- [Entries supplied]
━━━━━━

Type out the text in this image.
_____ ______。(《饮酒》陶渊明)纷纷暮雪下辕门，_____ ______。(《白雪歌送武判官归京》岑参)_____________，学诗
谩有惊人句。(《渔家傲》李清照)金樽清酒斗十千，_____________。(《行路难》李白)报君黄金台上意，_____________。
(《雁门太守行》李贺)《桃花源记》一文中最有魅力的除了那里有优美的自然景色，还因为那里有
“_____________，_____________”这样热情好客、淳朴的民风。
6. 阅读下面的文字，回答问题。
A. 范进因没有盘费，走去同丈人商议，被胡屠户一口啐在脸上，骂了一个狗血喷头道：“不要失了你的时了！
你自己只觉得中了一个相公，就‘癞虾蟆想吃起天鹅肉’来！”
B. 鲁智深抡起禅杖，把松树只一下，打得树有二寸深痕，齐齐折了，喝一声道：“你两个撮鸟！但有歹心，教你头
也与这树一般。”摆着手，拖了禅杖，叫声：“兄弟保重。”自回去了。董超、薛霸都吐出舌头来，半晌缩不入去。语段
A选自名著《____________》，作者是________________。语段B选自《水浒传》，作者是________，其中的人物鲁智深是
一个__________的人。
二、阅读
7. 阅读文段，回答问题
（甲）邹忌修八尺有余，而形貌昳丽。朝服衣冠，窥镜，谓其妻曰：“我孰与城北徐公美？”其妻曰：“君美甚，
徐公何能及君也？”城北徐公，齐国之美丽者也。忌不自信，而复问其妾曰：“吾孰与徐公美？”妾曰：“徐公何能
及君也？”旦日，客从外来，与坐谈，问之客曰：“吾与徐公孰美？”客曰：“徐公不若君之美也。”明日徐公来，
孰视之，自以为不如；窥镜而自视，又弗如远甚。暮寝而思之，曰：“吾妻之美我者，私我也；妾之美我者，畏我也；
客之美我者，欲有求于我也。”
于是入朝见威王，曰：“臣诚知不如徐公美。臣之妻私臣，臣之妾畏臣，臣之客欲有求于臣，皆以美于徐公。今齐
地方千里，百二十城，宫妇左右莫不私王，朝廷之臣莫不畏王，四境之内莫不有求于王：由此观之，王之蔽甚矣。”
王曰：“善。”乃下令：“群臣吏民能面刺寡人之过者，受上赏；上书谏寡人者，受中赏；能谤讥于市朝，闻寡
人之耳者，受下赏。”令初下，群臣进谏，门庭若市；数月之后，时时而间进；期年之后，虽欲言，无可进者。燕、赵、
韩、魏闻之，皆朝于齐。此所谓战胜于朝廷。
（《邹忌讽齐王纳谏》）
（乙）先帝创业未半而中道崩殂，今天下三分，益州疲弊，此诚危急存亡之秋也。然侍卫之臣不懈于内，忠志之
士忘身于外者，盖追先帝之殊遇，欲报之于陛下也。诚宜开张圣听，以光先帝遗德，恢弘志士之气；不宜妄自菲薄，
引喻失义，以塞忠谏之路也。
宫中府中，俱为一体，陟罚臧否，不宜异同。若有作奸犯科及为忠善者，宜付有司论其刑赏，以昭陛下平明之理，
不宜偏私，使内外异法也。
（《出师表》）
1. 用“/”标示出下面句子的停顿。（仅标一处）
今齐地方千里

━━━━━━

Transcribe the material above in its entirety. Match it exactly.

- [Solution to this problem]
Type out the text in this image.
_____ ______。(《饮酒》陶渊明)纷纷暮雪下辕门，_____ ______。(《白雪歌送武判官归京》岑参)_____________，学诗
谩有惊人句。(《渔家傲》李清照)金樽清酒斗十千，_____________。(《行路难》李白)报君黄金台上意，_____________。
(《雁门太守行》李贺)《桃花源记》一文中最有魅力的除了那里有优美的自然景色，还因为那里有
“_____________，_____________”这样热情好客、淳朴的民风。
6. 阅读下面的文字，回答问题。
A. 范进因没有盘费，走去同丈人商议，被胡屠户一口啐在脸上，骂了一个狗血喷头道：“不要失了你的时了！
你自己只觉得中了一个相公，就‘癞虾蟆想吃起天鹅肉’来！”
B. 鲁智深抡起禅杖，把松树只一下，打得树有二寸深痕，齐齐折了，喝一声道：“你两个撮鸟！但有歹心，教你头
也与这树一般。”摆着手，拖了禅杖，叫声：“兄弟保重。”自回去了。董超、薛霸都吐出舌头来，半晌缩不入去。语段
A选自名著《____________》，作者是________________。语段B选自《水浒传》，作者是________，其中的人物鲁智深是
一个__________的人。
二、阅读
7. 阅读文段，回答问题
（甲）邹忌修八尺有余，而形貌昳丽。朝服衣冠，窥镜，谓其妻曰：“我孰与城北徐公美？”其妻曰：“君美甚，
徐公何能及君也？”城北徐公，齐国之美丽者也。忌不自信，而复问其妾曰：“吾孰与徐公美？”妾曰：“徐公何能
及君也？”旦日，客从外来，与坐谈，问之客曰：“吾与徐公孰美？”客曰：“徐公不若君之美也。”明日徐公来，
孰视之，自以为不如；窥镜而自视，又弗如远甚。暮寝而思之，曰：“吾妻之美我者，私我也；妾之美我者，畏我也；
客之美我者，欲有求于我也。”
于是入朝见威王，曰：“臣诚知不如徐公美。臣之妻私臣，臣之妾畏臣，臣之客欲有求于臣，皆以美于徐公。今齐
地方千里，百二十城，宫妇左右莫不私王，朝廷之臣莫不畏王，四境之内莫不有求于王：由此观之，王之蔽甚矣。”
王曰：“善。”乃下令：“群臣吏民能面刺寡人之过者，受上赏；上书谏寡人者，受中赏；能谤讥于市朝，闻寡
人之耳者，受下赏。”令初下，群臣进谏，门庭若市；数月之后，时时而间进；期年之后，虽欲言，无可进者。燕、赵、
韩、魏闻之，皆朝于齐。此所谓战胜于朝廷。
（《邹忌讽齐王纳谏》）
（乙）先帝创业未半而中道崩殂，今天下三分，益州疲弊，此诚危急存亡之秋也。然侍卫之臣不懈于内，忠志之
士忘身于外者，盖追先帝之殊遇，欲报之于陛下也。诚宜开张圣听，以光先帝遗德，恢弘志士之气；不宜妄自菲薄，
引喻失义，以塞忠谏之路也。
宫中府中，俱为一体，陟罚臧否，不宜异同。若有作奸犯科及为忠善者，宜付有司论其刑赏，以昭陛下平明之理，
不宜偏私，使内外异法也。
（《出师表》）
1. 用“/”标示出下面句子的停顿。（仅标一处）
今齐地方千里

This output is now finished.